━━━━━ MATERIAL FOR THIS EXERCISE

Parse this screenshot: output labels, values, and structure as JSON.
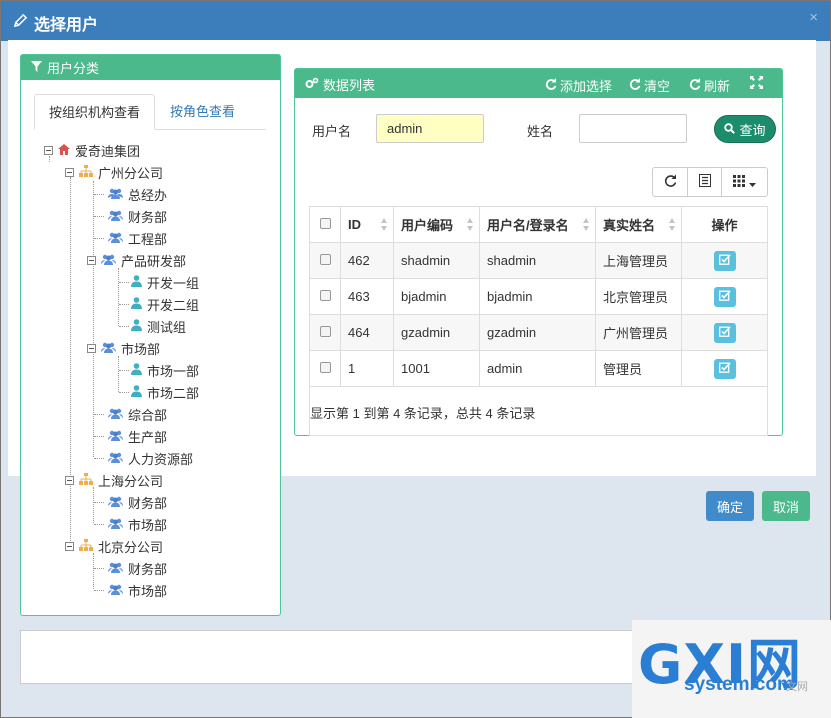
{
  "modal": {
    "title": "选择用户",
    "close": "×",
    "confirm_label": "确定",
    "cancel_label": "取消"
  },
  "left_panel": {
    "title": "用户分类",
    "tabs": [
      "按组织机构查看",
      "按角色查看"
    ],
    "tree": {
      "root": "爱奇迪集团",
      "guangzhou": "广州分公司",
      "gz_zongjingban": "总经办",
      "gz_caiwubu": "财务部",
      "gz_gongchengbu": "工程部",
      "gz_chanpin": "产品研发部",
      "gz_kaifa1": "开发一组",
      "gz_kaifa2": "开发二组",
      "gz_ceshi": "测试组",
      "gz_shichang": "市场部",
      "gz_shichang1": "市场一部",
      "gz_shichang2": "市场二部",
      "gz_zonghe": "综合部",
      "gz_shengchan": "生产部",
      "gz_renli": "人力资源部",
      "shanghai": "上海分公司",
      "sh_caiwu": "财务部",
      "sh_shichang": "市场部",
      "beijing": "北京分公司",
      "bj_caiwu": "财务部",
      "bj_shichang": "市场部"
    }
  },
  "right_panel": {
    "title": "数据列表",
    "tools": {
      "add": "添加选择",
      "clear": "清空",
      "refresh": "刷新"
    },
    "search": {
      "username_label": "用户名",
      "username_value": "admin",
      "realname_label": "姓名",
      "realname_value": "",
      "query_label": "查询"
    },
    "table": {
      "headers": [
        "ID",
        "用户编码",
        "用户名/登录名",
        "真实姓名",
        "操作"
      ],
      "rows": [
        {
          "id": "462",
          "code": "shadmin",
          "login": "shadmin",
          "name": "上海管理员"
        },
        {
          "id": "463",
          "code": "bjadmin",
          "login": "bjadmin",
          "name": "北京管理员"
        },
        {
          "id": "464",
          "code": "gzadmin",
          "login": "gzadmin",
          "name": "广州管理员"
        },
        {
          "id": "1",
          "code": "1001",
          "login": "admin",
          "name": "管理员"
        }
      ]
    },
    "pager_text": "显示第 1 到第 4 条记录，总共 4 条记录"
  },
  "watermark": {
    "main": "GXI网",
    "sub": "system.com",
    "small": "文网"
  },
  "colors": {
    "header_blue": "#3c7dbb",
    "panel_green": "#4cb98d",
    "query_green": "#1c8c6c",
    "confirm_blue": "#428bca",
    "edit_cyan": "#5bc0de"
  }
}
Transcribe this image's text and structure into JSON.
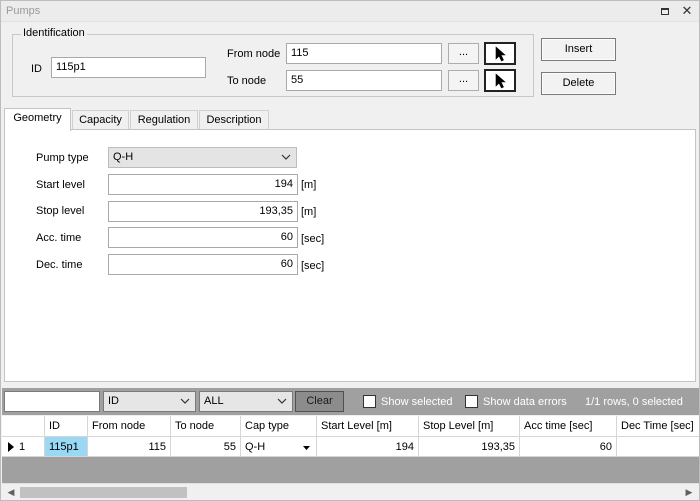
{
  "window": {
    "title": "Pumps"
  },
  "identification": {
    "legend": "Identification",
    "id_label": "ID",
    "id_value": "115p1",
    "from_node_label": "From node",
    "from_node_value": "115",
    "to_node_label": "To node",
    "to_node_value": "55",
    "browse_label": "...",
    "cursor_icon": "pointer-cursor-icon"
  },
  "actions": {
    "insert_label": "Insert",
    "delete_label": "Delete"
  },
  "tabs": [
    {
      "label": "Geometry",
      "active": true
    },
    {
      "label": "Capacity",
      "active": false
    },
    {
      "label": "Regulation",
      "active": false
    },
    {
      "label": "Description",
      "active": false
    }
  ],
  "geometry": {
    "pump_type_label": "Pump type",
    "pump_type_value": "Q-H",
    "fields": [
      {
        "label": "Start level",
        "value": "194",
        "unit": "[m]"
      },
      {
        "label": "Stop level",
        "value": "193,35",
        "unit": "[m]"
      },
      {
        "label": "Acc. time",
        "value": "60",
        "unit": "[sec]"
      },
      {
        "label": "Dec. time",
        "value": "60",
        "unit": "[sec]"
      }
    ]
  },
  "filter": {
    "search_value": "",
    "field_value": "ID",
    "scope_value": "ALL",
    "clear_label": "Clear",
    "show_selected_label": "Show selected",
    "show_errors_label": "Show data errors",
    "status": "1/1 rows, 0 selected"
  },
  "grid": {
    "columns": [
      "ID",
      "From node",
      "To node",
      "Cap type",
      "Start Level [m]",
      "Stop Level [m]",
      "Acc time [sec]",
      "Dec Time [sec]"
    ],
    "rows": [
      {
        "index": "1",
        "id": "115p1",
        "from_node": "115",
        "to_node": "55",
        "cap_type": "Q-H",
        "start_level": "194",
        "stop_level": "193,35",
        "acc_time": "60",
        "dec_time": ""
      }
    ]
  },
  "colors": {
    "selected_cell": "#99d9f5",
    "filter_bar": "#a0a0a0"
  }
}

━━━━━━━━━━

GOAL:
For each line in the data above that contains the string "login", extract the line.

FINISHED EXERCISE:
          "login": "shadmin",
          "login": "bjadmin",
          "login": "gzadmin",
          "login": "admin",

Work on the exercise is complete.